- [Exercise 1]:
Answer these questions about the landmarks text:
(a) What place is named at the top?
(b) Who is credited for the photo?
(c) Which three buildings open the paragraph?
- [Exercise 2]:
Can you write out the part of the landmarks text starting with "Angkor Wat. Big" and going on through "most famous landmarks.", word for word?

- [Reading text]:
________________________________________
Mont Saint-Michel, France

Photo: Eric Pouhier (Own work) [CC-BY-SA-2.5 (http://creativecommons.org/licenses/by-sa/2.5)], via Wikimedia Commons
Photo: Eric Pouhier (Own work) [CC-BY-SA-2.5 (http://creativecommons.org/licenses/by-sa/2.5)%5D, via Wikimedia Commons

Angkor Wat. Big Ben. Hagia Sophia. You spend years dreaming about visiting these iconic buildings. You plan vacations around touring and photographing them. Then you’re slightly disappointed when you arrive. You’re not the only one who has been dreaming and planning for years. So have the hundreds, if not thousands, of people standing in line with you. Forget clear photos and contemplative silence, you’ll be lucky not to get elbowed or pickpocketed before you’re hurried along. But here’s your chance to spend the night in one of the world’s most famous landmarks.
________________________________________
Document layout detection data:

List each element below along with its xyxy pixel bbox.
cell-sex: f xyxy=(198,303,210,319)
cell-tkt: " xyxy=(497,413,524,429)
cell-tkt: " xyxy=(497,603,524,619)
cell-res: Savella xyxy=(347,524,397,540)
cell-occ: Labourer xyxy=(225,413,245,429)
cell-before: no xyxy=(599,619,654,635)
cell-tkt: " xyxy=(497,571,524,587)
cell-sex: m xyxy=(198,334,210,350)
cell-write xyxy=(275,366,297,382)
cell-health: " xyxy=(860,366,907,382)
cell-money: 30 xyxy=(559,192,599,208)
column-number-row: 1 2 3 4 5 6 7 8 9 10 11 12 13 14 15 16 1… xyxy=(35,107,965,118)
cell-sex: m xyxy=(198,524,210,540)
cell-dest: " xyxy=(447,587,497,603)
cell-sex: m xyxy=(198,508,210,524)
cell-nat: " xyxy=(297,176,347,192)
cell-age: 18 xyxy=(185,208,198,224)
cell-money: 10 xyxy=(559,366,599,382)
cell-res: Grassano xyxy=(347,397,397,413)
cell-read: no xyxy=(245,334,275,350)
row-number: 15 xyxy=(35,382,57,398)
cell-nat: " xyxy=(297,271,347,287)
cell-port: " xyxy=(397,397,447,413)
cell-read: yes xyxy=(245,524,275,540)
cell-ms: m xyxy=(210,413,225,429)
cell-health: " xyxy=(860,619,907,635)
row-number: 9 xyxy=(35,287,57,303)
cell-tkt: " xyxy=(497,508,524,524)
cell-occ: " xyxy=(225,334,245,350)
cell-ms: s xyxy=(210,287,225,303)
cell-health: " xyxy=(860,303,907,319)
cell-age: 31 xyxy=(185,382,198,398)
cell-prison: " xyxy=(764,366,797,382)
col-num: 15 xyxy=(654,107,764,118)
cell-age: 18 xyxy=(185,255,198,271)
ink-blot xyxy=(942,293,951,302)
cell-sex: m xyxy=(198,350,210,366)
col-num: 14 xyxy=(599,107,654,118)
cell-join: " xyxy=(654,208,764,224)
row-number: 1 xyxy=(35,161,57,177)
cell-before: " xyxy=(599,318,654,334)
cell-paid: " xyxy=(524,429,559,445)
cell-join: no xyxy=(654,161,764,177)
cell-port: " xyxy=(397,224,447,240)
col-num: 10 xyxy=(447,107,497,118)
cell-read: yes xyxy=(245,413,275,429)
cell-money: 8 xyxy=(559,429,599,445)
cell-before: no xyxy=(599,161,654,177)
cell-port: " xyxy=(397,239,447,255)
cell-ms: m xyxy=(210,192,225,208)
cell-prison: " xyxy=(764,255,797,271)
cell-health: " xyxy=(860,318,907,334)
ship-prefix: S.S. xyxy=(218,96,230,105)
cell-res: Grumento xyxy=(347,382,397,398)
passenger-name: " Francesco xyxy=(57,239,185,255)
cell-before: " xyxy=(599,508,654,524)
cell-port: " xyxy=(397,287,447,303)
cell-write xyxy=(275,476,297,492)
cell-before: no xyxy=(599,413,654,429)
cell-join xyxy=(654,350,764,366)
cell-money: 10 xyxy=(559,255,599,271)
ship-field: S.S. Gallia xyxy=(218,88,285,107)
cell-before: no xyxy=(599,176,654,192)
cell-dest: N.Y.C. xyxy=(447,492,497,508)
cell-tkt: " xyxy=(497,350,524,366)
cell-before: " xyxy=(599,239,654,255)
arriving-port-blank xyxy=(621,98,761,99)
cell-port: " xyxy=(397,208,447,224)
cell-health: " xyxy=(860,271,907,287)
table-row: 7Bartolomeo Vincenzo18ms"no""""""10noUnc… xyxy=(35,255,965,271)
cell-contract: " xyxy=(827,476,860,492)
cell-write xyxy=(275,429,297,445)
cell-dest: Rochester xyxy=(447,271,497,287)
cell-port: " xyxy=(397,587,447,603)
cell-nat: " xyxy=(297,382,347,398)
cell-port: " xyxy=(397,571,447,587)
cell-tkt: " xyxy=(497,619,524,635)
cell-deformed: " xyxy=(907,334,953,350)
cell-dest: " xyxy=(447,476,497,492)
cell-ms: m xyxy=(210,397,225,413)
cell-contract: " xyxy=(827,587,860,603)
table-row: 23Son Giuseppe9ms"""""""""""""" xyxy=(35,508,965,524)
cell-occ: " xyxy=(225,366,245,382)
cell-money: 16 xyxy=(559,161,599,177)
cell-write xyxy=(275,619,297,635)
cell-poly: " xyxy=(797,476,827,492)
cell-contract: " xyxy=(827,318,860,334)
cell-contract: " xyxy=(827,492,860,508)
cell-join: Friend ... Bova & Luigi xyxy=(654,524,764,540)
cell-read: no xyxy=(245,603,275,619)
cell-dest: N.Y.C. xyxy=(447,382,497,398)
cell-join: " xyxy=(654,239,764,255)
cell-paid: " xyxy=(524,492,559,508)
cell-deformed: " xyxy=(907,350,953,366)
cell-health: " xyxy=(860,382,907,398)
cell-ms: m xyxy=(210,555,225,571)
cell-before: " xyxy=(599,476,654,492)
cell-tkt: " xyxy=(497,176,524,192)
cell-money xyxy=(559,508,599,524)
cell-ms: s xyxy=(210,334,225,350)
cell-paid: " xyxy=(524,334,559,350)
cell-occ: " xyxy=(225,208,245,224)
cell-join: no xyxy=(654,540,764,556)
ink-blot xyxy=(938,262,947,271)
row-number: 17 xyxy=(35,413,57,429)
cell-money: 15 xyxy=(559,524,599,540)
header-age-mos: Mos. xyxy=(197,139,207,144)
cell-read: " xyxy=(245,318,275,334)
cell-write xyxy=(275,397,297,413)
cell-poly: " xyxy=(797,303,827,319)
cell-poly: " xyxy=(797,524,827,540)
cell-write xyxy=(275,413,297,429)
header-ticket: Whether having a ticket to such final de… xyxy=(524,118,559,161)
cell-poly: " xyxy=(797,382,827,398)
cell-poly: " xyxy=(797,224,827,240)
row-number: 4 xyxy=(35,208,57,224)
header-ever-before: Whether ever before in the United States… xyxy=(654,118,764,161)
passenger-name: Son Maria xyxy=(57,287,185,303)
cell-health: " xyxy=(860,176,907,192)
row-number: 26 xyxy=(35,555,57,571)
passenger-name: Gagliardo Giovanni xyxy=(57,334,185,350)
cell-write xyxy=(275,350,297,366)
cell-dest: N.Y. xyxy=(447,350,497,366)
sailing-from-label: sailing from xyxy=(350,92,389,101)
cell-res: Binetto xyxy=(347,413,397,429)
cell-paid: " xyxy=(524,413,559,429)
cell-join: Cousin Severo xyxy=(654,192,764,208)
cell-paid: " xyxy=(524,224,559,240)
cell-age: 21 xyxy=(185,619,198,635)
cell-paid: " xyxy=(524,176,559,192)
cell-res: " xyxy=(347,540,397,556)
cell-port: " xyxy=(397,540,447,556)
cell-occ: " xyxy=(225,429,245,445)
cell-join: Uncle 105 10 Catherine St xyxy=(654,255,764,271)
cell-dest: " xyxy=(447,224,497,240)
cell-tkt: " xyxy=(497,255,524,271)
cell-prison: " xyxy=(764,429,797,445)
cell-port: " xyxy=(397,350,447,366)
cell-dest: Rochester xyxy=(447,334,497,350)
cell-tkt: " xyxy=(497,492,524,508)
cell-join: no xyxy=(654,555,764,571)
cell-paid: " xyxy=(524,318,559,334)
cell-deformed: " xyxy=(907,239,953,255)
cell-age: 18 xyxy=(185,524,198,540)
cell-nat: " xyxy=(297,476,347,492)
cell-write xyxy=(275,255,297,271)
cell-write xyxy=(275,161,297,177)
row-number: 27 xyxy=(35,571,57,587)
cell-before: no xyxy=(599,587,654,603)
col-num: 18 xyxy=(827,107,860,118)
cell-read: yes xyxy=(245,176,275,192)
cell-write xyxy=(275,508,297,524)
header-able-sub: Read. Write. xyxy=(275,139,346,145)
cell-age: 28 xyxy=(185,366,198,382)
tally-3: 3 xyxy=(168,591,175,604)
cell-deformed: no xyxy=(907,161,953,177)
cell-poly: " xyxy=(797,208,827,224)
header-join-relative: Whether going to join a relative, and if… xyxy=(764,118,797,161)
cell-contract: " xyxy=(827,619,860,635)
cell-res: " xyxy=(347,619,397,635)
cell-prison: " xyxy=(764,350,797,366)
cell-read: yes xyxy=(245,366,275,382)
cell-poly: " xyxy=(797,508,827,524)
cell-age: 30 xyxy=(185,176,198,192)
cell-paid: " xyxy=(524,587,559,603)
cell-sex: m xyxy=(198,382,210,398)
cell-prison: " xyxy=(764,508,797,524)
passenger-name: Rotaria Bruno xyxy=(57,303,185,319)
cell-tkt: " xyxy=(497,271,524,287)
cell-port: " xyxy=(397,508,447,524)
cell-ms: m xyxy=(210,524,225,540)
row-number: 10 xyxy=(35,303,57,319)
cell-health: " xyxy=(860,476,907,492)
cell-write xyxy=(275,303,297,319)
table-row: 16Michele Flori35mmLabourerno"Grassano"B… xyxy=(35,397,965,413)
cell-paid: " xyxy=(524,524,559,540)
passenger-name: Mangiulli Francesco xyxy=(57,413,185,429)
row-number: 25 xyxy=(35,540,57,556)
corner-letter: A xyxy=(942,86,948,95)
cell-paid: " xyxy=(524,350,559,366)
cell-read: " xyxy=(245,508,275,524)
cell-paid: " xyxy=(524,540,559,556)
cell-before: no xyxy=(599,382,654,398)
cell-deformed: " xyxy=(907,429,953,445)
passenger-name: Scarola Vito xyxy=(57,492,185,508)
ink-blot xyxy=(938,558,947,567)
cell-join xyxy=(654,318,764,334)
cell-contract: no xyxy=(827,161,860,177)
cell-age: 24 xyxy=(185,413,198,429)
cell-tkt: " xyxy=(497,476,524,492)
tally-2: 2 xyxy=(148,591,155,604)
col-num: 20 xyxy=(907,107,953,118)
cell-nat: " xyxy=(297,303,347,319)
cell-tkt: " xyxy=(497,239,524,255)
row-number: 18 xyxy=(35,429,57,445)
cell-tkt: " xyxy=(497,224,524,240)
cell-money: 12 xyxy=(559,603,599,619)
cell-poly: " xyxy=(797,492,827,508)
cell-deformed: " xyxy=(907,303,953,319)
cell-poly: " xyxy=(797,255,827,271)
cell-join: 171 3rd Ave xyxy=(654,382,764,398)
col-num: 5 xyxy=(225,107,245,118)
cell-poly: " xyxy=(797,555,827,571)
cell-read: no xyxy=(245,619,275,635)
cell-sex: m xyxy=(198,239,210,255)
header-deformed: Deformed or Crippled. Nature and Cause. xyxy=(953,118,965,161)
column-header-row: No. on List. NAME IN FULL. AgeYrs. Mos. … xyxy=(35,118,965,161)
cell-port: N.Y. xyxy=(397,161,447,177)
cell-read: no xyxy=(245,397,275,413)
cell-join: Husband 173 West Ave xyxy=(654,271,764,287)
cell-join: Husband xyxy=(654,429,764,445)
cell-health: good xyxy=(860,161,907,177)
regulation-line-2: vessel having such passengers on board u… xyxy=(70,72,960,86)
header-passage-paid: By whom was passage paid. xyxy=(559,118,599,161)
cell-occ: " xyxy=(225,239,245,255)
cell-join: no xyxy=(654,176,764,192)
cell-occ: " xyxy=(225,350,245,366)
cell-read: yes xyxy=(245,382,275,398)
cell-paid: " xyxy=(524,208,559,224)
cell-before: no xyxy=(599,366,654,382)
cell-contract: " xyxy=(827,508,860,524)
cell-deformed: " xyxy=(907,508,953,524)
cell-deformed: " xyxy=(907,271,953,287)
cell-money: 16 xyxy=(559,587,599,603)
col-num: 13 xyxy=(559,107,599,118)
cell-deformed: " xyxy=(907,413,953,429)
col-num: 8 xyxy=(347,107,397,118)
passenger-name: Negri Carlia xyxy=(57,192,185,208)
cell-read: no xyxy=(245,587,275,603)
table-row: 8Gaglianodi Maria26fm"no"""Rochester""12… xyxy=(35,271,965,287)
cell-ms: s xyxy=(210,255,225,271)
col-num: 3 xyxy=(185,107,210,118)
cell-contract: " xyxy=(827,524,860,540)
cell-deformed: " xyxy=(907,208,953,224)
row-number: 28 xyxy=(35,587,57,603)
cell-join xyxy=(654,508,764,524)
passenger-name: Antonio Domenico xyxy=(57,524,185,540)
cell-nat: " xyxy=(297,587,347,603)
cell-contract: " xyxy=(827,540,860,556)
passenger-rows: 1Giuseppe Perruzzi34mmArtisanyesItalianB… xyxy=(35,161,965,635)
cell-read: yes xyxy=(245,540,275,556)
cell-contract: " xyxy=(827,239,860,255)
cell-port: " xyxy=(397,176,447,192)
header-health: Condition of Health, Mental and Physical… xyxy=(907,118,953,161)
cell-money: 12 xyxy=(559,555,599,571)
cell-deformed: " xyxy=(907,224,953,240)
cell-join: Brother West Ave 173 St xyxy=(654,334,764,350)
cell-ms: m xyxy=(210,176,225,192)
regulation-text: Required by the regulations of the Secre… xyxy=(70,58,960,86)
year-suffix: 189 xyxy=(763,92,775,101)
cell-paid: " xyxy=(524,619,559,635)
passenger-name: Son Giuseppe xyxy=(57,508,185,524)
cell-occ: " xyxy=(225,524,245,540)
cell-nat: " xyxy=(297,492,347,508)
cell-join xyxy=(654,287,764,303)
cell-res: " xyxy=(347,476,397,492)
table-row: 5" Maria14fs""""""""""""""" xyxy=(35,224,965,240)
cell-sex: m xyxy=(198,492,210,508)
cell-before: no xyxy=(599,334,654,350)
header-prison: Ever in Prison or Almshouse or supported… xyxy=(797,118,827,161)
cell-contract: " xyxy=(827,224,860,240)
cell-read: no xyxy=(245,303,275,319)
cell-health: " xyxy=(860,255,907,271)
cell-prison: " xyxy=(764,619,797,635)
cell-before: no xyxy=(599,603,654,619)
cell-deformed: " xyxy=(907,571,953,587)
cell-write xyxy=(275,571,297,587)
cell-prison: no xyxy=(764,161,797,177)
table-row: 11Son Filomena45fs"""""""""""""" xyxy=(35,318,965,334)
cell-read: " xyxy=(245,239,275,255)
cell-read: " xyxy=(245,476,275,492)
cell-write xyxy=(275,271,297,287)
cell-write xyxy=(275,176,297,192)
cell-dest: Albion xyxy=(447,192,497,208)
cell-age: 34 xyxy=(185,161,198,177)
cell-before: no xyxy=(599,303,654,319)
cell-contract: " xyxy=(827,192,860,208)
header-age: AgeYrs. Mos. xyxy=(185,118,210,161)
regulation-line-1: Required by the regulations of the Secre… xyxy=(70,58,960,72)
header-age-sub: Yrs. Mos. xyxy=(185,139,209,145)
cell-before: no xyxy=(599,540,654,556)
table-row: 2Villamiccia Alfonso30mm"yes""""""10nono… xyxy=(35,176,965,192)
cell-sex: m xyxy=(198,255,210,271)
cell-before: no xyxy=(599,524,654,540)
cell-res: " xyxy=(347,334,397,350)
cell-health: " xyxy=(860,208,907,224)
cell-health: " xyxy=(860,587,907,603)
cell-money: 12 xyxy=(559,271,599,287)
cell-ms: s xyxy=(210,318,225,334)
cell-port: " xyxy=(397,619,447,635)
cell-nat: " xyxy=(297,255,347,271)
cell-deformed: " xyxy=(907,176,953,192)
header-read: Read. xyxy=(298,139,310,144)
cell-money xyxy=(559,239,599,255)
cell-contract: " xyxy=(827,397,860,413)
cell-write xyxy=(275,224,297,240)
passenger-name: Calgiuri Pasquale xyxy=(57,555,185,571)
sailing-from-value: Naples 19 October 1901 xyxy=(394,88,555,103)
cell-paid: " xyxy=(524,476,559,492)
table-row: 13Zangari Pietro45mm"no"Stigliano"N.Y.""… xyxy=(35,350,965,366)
________________________________________
- [Answer section 1]:
(a) Mont Saint-Michel, France
(b) Eric Pouhier
(c) Angkor Wat, Big Ben and Hagia Sophia

- [Answer section 2]:
Angkor Wat. Big Ben. Hagia Sophia. You spend years dreaming about visiting these iconic buildings. You plan vacations around touring and photographing them. Then you’re slightly disappointed when you arrive. You’re not the only one who has been dreaming and planning for years. So have the hundreds, if not thousands, of people standing in line with you. Forget clear photos and contemplative silence, you’ll be lucky not to get elbowed or pickpocketed before you’re hurried along. But here’s your chance to spend the night in one of the world’s most famous landmarks.